TASK INSTRUCTIONS: Copy each of the entries below faithfully, setting aside any pictures.

[BEGIN EXTRACTED RECORDS]

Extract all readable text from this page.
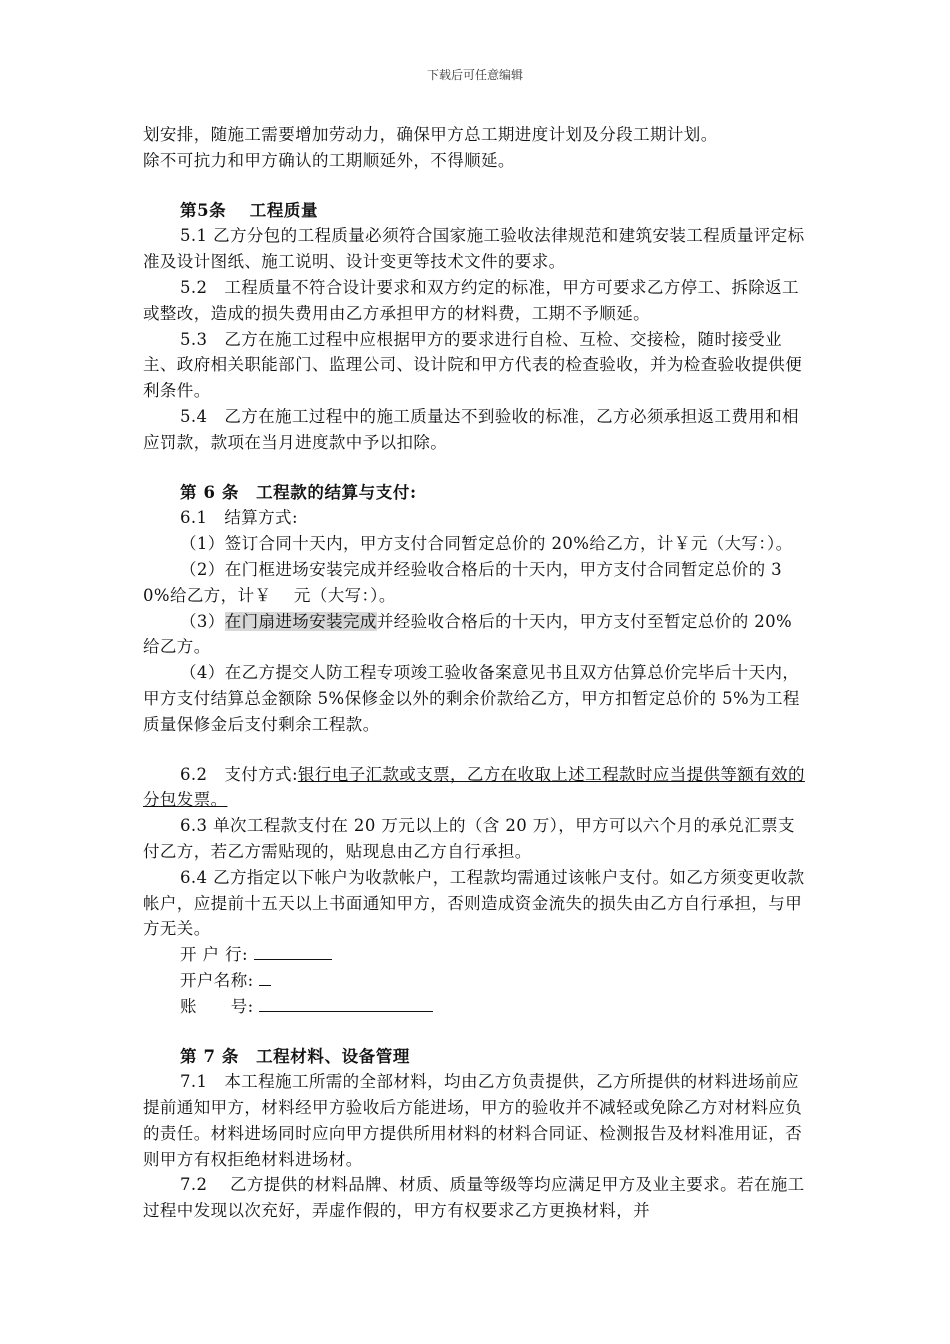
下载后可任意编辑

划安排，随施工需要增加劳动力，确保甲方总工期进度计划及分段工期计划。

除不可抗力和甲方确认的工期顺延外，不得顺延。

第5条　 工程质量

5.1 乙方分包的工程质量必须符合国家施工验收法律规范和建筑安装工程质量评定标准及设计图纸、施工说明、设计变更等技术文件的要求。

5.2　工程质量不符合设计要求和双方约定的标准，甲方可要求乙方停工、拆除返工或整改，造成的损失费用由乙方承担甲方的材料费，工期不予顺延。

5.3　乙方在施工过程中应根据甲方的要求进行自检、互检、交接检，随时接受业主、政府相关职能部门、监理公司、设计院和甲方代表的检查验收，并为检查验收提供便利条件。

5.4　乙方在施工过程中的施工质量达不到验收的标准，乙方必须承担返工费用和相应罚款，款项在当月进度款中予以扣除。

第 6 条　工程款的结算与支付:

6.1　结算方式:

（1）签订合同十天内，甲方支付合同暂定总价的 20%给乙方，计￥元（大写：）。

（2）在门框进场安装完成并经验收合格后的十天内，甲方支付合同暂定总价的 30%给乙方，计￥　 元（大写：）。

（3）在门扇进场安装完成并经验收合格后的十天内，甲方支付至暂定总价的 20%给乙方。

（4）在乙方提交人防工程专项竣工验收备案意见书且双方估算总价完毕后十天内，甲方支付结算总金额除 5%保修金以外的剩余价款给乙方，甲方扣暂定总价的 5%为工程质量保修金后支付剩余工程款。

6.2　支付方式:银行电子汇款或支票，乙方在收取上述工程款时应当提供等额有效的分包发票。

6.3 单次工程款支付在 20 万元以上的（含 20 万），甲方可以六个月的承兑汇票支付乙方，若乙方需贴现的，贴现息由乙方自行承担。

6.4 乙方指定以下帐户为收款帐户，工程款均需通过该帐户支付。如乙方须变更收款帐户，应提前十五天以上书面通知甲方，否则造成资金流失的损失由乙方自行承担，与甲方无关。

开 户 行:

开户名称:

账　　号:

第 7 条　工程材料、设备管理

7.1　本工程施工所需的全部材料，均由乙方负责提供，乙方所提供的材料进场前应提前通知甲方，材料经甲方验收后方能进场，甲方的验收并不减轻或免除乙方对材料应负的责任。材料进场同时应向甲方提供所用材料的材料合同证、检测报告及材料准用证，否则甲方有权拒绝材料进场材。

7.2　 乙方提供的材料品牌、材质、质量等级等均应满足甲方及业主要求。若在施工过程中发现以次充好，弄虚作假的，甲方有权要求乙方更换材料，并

[END EXTRACTED RECORDS]

FINAL ANSWER:
Extract all readable text from this page.
下载后可任意编辑

划安排，随施工需要增加劳动力，确保甲方总工期进度计划及分段工期计划。

除不可抗力和甲方确认的工期顺延外，不得顺延。

第5条　 工程质量

5.1 乙方分包的工程质量必须符合国家施工验收法律规范和建筑安装工程质量评定标准及设计图纸、施工说明、设计变更等技术文件的要求。

5.2　工程质量不符合设计要求和双方约定的标准，甲方可要求乙方停工、拆除返工或整改，造成的损失费用由乙方承担甲方的材料费，工期不予顺延。

5.3　乙方在施工过程中应根据甲方的要求进行自检、互检、交接检，随时接受业主、政府相关职能部门、监理公司、设计院和甲方代表的检查验收，并为检查验收提供便利条件。

5.4　乙方在施工过程中的施工质量达不到验收的标准，乙方必须承担返工费用和相应罚款，款项在当月进度款中予以扣除。

第 6 条　工程款的结算与支付:

6.1　结算方式:

（1）签订合同十天内，甲方支付合同暂定总价的 20%给乙方，计￥元（大写：）。

（2）在门框进场安装完成并经验收合格后的十天内，甲方支付合同暂定总价的 30%给乙方，计￥　 元（大写：）。

（3）在门扇进场安装完成并经验收合格后的十天内，甲方支付至暂定总价的 20%给乙方。

（4）在乙方提交人防工程专项竣工验收备案意见书且双方估算总价完毕后十天内，甲方支付结算总金额除 5%保修金以外的剩余价款给乙方，甲方扣暂定总价的 5%为工程质量保修金后支付剩余工程款。

6.2　支付方式:银行电子汇款或支票，乙方在收取上述工程款时应当提供等额有效的分包发票。

6.3 单次工程款支付在 20 万元以上的（含 20 万），甲方可以六个月的承兑汇票支付乙方，若乙方需贴现的，贴现息由乙方自行承担。

6.4 乙方指定以下帐户为收款帐户，工程款均需通过该帐户支付。如乙方须变更收款帐户，应提前十五天以上书面通知甲方，否则造成资金流失的损失由乙方自行承担，与甲方无关。

开 户 行:

开户名称:

账　　号:

第 7 条　工程材料、设备管理

7.1　本工程施工所需的全部材料，均由乙方负责提供，乙方所提供的材料进场前应提前通知甲方，材料经甲方验收后方能进场，甲方的验收并不减轻或免除乙方对材料应负的责任。材料进场同时应向甲方提供所用材料的材料合同证、检测报告及材料准用证，否则甲方有权拒绝材料进场材。

7.2　 乙方提供的材料品牌、材质、质量等级等均应满足甲方及业主要求。若在施工过程中发现以次充好，弄虚作假的，甲方有权要求乙方更换材料，并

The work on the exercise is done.